━━━ Working data ━━━
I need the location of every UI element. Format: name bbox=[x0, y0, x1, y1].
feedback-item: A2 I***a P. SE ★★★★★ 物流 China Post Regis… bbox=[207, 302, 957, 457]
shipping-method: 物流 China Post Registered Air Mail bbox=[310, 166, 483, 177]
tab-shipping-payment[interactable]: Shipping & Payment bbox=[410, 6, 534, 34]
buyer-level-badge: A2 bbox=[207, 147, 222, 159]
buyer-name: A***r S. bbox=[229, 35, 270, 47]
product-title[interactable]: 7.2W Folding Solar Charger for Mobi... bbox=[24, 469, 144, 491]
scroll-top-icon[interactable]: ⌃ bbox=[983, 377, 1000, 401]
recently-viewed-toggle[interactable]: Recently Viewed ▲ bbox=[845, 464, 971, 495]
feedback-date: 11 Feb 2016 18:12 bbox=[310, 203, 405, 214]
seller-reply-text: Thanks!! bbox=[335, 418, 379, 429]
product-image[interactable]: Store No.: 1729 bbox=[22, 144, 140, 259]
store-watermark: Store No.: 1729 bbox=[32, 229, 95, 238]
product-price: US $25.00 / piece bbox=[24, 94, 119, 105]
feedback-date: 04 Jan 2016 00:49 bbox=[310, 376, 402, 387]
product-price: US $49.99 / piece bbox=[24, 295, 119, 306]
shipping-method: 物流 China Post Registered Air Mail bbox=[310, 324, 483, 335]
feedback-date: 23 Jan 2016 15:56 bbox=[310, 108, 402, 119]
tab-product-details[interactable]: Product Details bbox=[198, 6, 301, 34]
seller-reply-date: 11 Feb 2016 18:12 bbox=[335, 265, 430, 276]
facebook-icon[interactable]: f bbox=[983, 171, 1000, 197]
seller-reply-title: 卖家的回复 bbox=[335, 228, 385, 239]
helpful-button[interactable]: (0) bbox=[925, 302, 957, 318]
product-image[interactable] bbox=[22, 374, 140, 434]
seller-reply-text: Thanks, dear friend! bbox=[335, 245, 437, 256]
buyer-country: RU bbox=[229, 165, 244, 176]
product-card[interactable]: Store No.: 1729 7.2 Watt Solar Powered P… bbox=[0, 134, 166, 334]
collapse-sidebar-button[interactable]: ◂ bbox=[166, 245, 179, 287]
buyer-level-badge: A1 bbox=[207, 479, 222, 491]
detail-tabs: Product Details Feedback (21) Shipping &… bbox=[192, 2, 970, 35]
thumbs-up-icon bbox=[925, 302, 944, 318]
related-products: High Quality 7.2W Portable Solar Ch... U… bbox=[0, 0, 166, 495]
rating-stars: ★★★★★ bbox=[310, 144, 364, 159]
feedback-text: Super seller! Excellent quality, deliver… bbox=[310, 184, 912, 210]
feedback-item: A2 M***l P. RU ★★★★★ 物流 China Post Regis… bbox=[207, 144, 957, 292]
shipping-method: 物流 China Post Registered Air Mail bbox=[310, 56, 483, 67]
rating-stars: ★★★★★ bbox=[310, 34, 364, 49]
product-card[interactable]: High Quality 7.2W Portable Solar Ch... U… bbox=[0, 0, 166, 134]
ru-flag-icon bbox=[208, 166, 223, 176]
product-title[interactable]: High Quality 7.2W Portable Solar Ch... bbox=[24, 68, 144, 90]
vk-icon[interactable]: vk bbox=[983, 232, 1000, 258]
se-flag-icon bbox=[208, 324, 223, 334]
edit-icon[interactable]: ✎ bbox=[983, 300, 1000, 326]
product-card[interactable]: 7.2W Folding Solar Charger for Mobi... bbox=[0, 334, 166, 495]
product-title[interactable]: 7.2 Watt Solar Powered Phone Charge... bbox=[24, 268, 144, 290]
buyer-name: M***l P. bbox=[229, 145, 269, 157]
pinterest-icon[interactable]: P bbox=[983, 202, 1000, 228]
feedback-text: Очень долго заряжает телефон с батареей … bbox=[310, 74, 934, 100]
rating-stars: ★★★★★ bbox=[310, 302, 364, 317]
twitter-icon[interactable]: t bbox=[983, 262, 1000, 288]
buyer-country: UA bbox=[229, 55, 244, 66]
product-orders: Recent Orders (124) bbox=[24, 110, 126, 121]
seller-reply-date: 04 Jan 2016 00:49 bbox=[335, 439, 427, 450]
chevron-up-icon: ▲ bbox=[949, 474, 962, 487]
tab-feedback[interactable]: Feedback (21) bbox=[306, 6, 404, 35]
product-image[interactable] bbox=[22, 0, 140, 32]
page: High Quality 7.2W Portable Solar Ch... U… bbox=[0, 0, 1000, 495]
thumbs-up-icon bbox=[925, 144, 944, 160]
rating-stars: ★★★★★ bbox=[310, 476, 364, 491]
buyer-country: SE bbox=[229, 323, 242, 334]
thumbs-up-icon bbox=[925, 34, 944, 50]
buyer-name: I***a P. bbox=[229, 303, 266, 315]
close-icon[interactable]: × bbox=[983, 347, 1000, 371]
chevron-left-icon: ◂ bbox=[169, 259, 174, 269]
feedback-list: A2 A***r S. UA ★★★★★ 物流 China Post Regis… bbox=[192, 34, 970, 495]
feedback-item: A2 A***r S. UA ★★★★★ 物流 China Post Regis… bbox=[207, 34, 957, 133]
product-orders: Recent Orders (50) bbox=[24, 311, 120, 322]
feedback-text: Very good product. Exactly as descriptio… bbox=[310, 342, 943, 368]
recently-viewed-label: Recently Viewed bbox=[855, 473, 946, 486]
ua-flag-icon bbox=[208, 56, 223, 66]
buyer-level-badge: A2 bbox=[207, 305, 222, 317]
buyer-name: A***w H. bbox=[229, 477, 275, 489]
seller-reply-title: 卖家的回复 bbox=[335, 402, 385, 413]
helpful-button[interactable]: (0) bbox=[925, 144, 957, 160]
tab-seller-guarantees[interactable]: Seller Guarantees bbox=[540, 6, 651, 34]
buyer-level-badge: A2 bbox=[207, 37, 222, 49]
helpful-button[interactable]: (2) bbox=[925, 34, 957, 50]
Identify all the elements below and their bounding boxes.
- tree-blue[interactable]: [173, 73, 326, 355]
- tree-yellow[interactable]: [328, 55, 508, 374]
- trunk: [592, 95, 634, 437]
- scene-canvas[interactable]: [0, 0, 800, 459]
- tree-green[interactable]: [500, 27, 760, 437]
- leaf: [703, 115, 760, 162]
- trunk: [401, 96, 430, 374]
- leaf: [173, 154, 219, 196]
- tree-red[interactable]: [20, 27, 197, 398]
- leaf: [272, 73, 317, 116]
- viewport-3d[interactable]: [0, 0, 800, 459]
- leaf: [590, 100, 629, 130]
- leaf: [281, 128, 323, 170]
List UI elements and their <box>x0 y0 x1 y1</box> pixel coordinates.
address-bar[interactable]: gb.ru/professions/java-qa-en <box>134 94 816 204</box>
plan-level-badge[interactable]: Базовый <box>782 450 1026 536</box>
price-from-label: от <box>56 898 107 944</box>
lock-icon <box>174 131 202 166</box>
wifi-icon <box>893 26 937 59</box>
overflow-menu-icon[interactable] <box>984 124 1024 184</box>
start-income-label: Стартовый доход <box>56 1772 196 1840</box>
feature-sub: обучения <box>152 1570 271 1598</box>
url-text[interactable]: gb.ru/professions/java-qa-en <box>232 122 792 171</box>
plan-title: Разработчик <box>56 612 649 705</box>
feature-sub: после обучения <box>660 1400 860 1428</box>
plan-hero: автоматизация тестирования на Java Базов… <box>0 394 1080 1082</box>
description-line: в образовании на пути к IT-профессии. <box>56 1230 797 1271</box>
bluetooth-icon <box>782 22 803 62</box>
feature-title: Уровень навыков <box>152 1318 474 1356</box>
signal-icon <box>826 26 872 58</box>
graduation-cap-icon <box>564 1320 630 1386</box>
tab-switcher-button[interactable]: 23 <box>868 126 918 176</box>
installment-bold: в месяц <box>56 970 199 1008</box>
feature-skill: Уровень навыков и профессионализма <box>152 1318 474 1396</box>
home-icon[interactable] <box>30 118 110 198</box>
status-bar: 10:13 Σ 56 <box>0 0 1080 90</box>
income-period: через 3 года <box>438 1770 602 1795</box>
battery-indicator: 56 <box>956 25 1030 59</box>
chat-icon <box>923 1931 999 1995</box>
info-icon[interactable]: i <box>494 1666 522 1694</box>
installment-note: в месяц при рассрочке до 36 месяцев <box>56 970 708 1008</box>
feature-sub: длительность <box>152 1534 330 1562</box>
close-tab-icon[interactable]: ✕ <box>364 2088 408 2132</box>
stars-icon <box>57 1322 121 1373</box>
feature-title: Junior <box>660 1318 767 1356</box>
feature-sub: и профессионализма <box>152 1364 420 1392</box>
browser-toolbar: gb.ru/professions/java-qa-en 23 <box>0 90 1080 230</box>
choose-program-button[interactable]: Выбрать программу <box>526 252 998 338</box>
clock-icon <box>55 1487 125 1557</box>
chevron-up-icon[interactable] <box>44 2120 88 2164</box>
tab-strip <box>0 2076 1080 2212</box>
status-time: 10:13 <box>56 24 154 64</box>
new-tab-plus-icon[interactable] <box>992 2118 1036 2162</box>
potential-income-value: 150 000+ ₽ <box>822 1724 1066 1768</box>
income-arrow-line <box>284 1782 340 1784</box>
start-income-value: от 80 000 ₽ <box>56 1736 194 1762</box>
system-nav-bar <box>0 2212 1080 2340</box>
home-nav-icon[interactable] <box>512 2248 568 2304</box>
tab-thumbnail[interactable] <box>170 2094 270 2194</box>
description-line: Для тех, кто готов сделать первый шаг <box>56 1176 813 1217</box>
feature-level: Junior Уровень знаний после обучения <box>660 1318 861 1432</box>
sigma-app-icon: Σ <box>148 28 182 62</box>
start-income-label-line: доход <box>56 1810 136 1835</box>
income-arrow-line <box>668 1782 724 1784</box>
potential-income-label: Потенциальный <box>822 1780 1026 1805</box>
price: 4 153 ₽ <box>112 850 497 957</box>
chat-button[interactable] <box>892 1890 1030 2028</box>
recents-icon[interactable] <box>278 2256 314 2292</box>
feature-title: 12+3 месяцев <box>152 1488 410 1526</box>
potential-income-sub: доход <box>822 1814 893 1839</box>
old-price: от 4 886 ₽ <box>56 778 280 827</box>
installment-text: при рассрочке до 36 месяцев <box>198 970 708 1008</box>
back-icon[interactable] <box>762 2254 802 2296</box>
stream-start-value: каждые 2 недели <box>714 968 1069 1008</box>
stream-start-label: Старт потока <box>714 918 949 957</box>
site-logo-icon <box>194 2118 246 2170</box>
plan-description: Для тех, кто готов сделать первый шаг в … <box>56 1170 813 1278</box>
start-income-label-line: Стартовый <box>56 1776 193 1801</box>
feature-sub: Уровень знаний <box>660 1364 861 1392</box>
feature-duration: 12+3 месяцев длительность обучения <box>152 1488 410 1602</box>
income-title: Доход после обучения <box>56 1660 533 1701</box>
━━━
▶ [Task brief]: Put the lines from the first one through the line containing "recently-viewed-toggle[interactable]: Recently Viewed", both included, into a Markdown table with the columns "Row" and "Line", and omit any blank lines.

▶ [Answer to the exercise]:
| Row | Line |
|---|---|
| 1 | I need the location of every UI element. Format: name bbox=[x0, y0, x1, y1]. |
| 2 | feedback-item: A2 I***a P. SE ★★★★★ 物流 China Post Regis… bbox=[207, 302, 957, 457] |
| 3 | shipping-method: 物流 China Post Registered Air Mail bbox=[310, 166, 483, 177] |
| 4 | tab-shipping-payment[interactable]: Shipping & Payment bbox=[410, 6, 534, 34] |
| 5 | buyer-level-badge: A2 bbox=[207, 147, 222, 159] |
| 6 | buyer-name: A***r S. bbox=[229, 35, 270, 47] |
| 7 | product-title[interactable]: 7.2W Folding Solar Charger for Mobi... bbox=[24, 469, 144, 491] |
| 8 | scroll-top-icon[interactable]: ⌃ bbox=[983, 377, 1000, 401] |
| 9 | recently-viewed-toggle[interactable]: Recently Viewed ▲ bbox=[845, 464, 971, 495] |